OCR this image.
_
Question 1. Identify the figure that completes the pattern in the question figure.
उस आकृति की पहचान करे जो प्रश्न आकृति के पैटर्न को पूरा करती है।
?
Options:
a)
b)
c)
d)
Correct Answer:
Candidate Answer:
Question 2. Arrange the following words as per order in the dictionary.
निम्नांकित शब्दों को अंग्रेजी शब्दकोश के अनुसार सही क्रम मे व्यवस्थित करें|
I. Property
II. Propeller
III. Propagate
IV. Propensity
***
§ **Exercise prompt**: Copy out each line of the records that holds the string "Question".

§ **Reply**:
Question 1. Identify the figure that completes the pattern in the question figure.
Question 2. Arrange the following words as per order in the dictionary.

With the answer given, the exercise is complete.